→ **Exercise objective**
Find and copy every line in the records that includes the string "Vuonna".

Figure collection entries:
•••
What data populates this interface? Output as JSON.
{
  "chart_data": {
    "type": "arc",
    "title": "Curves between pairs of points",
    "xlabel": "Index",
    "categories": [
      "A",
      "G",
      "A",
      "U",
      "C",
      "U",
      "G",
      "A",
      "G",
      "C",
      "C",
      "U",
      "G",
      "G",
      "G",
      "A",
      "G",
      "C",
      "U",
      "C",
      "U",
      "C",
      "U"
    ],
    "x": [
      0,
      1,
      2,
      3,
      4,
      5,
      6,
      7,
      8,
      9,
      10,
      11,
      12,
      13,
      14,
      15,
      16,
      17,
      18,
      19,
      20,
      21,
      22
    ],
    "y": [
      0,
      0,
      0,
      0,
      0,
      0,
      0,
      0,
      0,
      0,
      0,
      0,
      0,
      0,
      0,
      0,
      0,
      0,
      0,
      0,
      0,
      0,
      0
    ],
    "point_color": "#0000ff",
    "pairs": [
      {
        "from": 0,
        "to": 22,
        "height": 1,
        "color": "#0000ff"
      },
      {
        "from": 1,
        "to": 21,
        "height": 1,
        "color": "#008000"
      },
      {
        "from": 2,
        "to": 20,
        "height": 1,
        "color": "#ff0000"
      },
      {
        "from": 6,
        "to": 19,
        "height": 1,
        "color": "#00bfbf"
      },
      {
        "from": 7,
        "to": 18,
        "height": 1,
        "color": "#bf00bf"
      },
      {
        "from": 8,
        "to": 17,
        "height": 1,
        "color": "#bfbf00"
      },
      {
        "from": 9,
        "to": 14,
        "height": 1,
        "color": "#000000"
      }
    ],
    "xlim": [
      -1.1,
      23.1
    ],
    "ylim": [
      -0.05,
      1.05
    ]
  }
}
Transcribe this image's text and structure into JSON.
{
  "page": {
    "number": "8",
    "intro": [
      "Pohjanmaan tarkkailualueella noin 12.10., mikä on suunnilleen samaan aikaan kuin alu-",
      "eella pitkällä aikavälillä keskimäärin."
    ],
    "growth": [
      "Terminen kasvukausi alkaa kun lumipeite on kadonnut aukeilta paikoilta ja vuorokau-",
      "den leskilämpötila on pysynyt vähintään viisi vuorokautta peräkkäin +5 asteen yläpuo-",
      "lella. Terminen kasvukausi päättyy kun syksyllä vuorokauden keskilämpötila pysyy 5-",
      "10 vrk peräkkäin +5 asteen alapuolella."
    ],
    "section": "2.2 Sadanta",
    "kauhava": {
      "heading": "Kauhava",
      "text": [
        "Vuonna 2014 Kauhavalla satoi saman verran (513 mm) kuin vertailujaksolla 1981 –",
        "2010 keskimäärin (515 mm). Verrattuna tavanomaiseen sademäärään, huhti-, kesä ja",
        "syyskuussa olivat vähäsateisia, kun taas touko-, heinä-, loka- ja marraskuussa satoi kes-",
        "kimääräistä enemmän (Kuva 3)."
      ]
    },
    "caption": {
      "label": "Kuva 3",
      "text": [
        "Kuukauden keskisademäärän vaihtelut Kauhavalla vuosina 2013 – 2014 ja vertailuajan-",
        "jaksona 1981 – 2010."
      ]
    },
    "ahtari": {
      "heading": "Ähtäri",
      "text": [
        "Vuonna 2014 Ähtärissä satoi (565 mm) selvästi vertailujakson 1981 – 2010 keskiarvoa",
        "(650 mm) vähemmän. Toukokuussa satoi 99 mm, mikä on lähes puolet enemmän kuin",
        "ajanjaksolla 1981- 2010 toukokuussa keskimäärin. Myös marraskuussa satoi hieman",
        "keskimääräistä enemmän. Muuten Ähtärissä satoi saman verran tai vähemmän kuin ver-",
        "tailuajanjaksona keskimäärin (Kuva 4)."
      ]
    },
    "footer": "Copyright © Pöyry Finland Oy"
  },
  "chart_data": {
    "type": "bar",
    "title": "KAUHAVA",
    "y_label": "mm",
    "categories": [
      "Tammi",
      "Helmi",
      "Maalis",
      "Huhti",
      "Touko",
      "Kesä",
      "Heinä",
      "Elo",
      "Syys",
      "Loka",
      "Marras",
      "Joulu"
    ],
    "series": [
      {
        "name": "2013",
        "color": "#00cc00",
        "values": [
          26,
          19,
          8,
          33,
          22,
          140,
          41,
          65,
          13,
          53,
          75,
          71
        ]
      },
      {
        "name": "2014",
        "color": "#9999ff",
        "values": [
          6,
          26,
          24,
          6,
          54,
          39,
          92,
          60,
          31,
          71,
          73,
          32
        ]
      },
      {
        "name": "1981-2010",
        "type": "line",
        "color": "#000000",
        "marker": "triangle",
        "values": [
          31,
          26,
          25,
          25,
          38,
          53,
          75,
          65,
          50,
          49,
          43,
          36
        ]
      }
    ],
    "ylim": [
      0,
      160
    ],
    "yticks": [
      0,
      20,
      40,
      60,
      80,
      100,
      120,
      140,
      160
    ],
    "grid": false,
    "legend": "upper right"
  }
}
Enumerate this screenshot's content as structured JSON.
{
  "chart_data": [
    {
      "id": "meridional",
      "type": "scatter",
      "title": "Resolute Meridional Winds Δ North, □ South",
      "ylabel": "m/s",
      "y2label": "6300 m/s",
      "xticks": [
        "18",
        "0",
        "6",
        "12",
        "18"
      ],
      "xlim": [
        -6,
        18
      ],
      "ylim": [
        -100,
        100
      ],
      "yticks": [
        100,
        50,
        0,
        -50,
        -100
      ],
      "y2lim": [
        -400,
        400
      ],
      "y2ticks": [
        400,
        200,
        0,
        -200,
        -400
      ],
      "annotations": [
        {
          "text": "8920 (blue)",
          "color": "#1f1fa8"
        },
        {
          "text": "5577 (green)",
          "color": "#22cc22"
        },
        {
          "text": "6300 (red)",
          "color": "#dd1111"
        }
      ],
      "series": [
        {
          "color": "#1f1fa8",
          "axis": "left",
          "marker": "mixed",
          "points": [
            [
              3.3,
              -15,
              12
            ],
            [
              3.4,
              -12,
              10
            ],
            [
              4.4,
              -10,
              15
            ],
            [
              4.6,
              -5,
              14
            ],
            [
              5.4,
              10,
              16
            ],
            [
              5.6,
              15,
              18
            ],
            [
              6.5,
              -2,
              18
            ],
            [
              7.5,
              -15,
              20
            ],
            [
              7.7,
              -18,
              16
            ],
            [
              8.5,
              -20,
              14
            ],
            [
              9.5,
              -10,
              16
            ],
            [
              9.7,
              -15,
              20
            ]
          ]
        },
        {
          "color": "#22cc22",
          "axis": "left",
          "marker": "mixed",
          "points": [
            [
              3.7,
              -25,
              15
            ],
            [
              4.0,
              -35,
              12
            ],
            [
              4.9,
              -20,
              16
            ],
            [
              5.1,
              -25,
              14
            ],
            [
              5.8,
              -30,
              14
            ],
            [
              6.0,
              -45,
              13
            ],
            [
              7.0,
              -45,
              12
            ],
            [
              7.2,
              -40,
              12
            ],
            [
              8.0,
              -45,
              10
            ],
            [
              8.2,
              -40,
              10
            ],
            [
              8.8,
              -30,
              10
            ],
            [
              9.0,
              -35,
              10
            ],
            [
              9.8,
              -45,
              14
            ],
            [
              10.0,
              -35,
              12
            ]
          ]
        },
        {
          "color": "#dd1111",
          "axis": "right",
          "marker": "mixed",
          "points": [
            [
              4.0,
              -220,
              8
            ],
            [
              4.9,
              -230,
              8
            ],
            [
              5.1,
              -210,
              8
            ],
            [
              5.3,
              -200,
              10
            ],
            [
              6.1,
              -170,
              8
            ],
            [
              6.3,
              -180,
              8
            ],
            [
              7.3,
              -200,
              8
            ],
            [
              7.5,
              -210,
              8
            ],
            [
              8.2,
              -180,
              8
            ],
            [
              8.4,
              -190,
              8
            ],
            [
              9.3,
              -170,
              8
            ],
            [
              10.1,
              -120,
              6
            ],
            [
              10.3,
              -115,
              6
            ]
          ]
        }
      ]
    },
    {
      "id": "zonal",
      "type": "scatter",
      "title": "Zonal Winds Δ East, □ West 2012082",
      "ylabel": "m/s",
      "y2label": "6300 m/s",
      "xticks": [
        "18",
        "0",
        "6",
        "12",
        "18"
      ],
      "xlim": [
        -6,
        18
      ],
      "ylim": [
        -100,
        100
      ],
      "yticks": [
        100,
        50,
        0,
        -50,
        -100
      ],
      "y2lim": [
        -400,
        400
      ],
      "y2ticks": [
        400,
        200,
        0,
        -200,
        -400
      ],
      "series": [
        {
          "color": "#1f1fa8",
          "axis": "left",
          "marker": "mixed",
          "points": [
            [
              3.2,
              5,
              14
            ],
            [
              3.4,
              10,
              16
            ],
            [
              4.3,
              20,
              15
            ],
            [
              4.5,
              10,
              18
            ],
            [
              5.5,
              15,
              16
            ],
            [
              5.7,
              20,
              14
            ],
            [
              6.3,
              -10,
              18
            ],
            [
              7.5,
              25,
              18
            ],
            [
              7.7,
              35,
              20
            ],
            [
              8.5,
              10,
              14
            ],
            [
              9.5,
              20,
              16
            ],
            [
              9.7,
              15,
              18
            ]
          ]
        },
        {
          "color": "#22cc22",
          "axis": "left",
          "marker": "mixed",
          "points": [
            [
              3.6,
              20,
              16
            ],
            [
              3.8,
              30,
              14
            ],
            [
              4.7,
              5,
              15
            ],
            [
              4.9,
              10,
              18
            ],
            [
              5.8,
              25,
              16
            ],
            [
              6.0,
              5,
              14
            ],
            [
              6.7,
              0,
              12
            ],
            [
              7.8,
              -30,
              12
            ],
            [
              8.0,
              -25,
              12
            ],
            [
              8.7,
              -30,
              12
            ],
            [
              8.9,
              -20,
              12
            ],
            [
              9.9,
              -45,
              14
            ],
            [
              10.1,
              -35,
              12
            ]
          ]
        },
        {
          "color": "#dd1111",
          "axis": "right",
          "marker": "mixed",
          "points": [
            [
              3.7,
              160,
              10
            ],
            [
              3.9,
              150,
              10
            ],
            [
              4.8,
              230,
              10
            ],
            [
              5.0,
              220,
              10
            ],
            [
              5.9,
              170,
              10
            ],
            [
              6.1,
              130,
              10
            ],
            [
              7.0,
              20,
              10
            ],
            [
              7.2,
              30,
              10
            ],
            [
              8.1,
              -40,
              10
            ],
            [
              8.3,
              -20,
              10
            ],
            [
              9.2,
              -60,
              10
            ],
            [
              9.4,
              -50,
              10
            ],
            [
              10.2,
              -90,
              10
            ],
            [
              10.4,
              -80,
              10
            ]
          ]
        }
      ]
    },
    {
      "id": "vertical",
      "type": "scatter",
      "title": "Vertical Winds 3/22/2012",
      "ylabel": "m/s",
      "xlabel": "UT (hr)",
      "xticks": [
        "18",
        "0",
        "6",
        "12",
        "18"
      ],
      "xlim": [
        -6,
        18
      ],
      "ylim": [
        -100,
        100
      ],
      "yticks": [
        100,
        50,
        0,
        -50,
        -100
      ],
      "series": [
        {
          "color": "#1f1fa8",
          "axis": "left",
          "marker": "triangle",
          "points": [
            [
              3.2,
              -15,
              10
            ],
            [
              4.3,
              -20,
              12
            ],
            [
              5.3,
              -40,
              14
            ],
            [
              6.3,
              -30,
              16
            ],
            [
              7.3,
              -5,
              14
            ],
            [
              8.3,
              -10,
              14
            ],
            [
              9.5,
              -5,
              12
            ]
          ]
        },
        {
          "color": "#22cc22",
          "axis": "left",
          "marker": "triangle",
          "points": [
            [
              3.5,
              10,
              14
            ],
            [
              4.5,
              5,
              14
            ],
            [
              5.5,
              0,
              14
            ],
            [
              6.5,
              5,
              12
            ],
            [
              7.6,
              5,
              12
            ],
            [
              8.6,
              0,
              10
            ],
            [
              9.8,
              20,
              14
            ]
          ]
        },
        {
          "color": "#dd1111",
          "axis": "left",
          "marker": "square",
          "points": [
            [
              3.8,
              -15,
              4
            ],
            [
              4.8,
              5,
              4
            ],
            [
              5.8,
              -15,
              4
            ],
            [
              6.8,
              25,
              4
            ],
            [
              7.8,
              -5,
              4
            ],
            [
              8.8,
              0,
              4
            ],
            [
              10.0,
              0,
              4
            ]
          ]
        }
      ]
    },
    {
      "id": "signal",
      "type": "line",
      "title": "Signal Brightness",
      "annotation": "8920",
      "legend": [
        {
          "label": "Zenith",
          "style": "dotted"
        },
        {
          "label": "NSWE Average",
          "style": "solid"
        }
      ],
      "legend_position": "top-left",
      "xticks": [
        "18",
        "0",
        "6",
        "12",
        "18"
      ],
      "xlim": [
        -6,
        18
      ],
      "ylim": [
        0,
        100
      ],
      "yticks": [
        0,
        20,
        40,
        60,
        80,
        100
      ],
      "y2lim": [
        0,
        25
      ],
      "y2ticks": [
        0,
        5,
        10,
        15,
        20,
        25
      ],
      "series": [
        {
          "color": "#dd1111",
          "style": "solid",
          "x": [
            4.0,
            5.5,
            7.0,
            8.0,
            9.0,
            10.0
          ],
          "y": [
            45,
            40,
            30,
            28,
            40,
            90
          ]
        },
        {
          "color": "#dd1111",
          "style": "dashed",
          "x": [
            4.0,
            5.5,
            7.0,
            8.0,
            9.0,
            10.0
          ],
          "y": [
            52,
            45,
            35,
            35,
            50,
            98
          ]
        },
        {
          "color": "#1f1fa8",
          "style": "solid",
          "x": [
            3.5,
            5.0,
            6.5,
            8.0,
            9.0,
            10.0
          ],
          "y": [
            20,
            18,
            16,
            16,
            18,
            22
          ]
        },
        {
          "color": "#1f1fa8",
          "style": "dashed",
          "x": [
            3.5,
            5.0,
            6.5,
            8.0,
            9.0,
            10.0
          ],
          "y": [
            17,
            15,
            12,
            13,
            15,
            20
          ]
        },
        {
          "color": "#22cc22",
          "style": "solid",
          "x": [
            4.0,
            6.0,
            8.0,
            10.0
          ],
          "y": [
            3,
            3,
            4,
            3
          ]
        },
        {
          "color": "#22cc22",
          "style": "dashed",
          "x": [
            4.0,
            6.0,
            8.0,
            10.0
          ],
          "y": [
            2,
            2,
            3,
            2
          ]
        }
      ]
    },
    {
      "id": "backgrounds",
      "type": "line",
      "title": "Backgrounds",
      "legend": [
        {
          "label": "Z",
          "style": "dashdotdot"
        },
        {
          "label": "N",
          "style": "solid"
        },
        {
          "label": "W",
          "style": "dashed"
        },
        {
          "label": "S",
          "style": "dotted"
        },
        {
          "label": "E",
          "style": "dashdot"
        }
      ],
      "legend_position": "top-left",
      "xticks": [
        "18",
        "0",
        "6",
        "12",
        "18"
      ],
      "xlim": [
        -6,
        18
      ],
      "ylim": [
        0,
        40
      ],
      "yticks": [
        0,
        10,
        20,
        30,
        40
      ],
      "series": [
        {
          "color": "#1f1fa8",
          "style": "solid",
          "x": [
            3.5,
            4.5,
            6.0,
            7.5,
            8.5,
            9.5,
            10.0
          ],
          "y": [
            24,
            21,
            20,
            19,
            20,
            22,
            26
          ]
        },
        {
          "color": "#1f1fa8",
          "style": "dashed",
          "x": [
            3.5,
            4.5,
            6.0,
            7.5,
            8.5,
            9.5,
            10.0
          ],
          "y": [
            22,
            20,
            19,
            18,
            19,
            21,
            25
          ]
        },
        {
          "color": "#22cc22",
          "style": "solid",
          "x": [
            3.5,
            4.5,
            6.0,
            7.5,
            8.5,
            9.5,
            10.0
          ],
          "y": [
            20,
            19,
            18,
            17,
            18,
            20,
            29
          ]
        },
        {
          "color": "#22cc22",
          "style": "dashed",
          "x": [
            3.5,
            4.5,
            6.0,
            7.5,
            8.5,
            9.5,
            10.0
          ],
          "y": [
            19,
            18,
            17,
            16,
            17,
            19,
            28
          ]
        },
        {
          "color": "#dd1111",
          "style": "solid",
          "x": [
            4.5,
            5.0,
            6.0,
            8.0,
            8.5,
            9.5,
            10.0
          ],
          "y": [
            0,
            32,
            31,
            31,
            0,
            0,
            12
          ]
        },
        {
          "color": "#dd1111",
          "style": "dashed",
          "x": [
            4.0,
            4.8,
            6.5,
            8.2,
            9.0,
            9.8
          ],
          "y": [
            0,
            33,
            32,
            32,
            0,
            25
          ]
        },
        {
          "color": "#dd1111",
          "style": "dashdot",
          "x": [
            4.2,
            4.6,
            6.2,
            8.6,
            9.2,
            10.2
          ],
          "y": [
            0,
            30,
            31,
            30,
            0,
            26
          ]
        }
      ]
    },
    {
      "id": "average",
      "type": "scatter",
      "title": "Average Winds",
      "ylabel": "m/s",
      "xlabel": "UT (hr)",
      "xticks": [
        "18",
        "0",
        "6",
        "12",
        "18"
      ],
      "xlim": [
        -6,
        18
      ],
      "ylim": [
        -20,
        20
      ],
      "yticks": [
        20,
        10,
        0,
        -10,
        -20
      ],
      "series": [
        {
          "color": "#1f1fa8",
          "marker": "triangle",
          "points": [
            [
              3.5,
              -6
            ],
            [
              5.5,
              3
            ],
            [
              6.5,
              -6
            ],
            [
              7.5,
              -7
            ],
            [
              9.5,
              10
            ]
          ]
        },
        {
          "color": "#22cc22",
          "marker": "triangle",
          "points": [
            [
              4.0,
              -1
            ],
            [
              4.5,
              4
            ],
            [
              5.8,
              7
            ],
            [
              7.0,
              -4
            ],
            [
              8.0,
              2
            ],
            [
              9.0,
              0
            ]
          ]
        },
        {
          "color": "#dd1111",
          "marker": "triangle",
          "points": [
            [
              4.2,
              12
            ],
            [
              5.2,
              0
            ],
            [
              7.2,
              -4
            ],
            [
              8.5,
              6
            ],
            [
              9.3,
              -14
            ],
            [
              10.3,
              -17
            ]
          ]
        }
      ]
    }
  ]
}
•••
→ **Solution to this task**
        "Vuonna 2014 Kauhavalla satoi saman verran (513 mm) kuin vertailujaksolla 1981 –",
        "Vuonna 2014 Ähtärissä satoi (565 mm) selvästi vertailujakson 1981 – 2010 keskiarvoa",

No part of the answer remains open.